--- BEGIN ---

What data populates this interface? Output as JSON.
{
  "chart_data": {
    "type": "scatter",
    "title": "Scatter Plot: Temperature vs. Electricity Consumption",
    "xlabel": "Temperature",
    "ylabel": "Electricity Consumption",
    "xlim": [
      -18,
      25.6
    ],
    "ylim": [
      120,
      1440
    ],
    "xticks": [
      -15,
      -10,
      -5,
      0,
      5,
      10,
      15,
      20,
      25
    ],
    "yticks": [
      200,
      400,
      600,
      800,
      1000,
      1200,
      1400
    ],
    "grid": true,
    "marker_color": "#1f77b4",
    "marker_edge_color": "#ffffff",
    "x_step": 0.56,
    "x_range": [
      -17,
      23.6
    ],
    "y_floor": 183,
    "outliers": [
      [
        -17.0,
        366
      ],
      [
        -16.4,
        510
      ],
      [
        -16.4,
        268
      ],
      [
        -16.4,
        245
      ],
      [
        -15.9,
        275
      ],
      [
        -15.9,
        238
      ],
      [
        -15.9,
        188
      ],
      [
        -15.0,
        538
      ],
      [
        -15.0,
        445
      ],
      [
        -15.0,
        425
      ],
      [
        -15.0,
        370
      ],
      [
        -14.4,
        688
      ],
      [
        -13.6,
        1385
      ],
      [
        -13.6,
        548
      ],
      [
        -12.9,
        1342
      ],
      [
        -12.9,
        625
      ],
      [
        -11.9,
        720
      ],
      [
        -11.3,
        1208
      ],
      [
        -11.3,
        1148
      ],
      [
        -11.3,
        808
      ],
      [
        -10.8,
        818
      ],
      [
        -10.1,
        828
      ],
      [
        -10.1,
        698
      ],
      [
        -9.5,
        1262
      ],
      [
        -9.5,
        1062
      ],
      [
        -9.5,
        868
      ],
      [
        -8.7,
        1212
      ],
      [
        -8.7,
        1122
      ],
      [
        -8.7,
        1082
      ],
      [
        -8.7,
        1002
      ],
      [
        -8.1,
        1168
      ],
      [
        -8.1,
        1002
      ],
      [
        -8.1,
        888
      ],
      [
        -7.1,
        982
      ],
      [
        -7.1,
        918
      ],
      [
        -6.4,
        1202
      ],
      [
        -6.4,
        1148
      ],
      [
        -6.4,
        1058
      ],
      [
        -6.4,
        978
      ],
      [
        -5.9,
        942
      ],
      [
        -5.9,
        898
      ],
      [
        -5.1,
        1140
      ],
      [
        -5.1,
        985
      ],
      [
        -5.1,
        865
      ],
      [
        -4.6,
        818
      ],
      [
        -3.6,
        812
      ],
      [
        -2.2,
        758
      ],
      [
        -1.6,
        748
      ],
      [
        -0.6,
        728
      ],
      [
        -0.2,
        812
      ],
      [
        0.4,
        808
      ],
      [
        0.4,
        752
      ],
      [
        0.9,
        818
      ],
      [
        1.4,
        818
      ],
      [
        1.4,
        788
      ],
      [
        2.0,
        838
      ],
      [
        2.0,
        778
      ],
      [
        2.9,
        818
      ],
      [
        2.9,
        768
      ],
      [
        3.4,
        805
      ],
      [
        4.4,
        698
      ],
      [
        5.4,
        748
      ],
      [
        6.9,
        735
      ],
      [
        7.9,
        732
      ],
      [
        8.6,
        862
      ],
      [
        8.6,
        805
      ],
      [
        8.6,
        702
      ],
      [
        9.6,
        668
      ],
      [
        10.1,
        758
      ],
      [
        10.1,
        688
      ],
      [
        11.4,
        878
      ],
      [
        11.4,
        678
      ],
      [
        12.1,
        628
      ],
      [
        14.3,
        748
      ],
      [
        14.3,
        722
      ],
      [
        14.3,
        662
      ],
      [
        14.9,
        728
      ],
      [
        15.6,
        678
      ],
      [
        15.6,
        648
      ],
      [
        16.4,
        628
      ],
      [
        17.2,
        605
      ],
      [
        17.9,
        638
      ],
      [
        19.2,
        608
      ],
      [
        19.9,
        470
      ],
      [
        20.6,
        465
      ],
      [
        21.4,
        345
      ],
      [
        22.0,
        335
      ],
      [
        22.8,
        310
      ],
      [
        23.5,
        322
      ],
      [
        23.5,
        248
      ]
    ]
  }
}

--- END ---
--- BEGIN ---

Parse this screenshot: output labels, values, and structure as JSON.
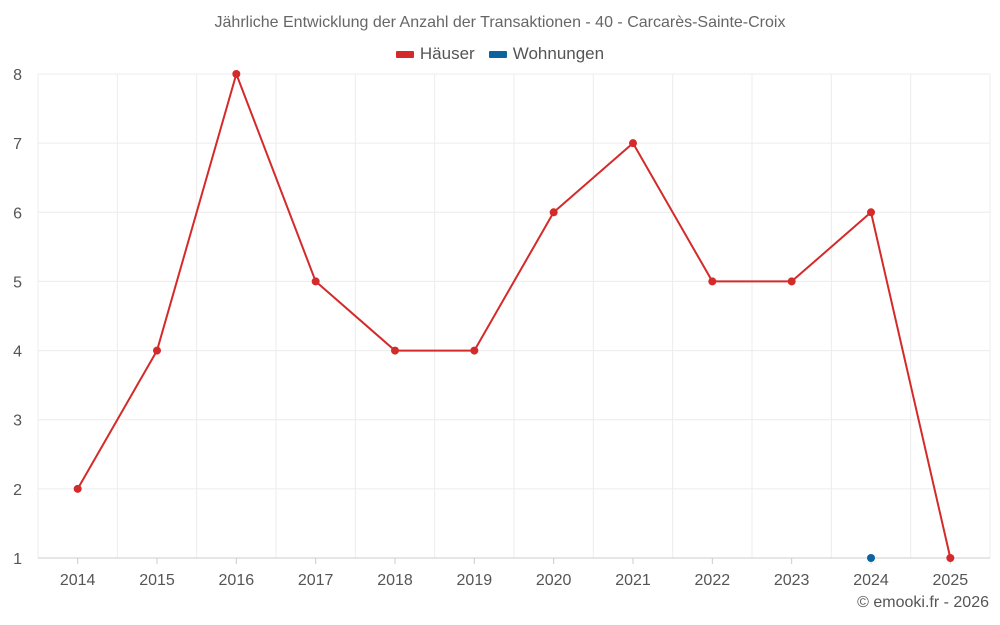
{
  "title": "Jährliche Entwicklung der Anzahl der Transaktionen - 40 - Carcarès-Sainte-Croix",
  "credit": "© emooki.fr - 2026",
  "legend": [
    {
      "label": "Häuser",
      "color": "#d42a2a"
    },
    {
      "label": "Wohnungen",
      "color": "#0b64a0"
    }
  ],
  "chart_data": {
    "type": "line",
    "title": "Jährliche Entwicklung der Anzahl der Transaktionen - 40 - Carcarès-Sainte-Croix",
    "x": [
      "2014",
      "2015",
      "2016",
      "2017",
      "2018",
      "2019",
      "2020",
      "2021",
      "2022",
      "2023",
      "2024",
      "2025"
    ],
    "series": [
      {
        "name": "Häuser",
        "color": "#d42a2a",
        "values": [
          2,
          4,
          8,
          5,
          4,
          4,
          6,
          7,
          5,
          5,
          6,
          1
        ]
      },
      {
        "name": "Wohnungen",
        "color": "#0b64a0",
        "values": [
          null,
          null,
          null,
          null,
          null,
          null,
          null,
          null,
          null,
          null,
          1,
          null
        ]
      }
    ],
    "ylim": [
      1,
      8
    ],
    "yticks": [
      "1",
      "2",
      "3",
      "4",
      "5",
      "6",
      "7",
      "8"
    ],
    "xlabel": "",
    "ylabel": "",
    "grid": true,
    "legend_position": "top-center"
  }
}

--- END ---

▶ _Requirement_
Count how many lines above contain the word "Transaktionen". Reply with the number alone.

▶ _Exercise response_
2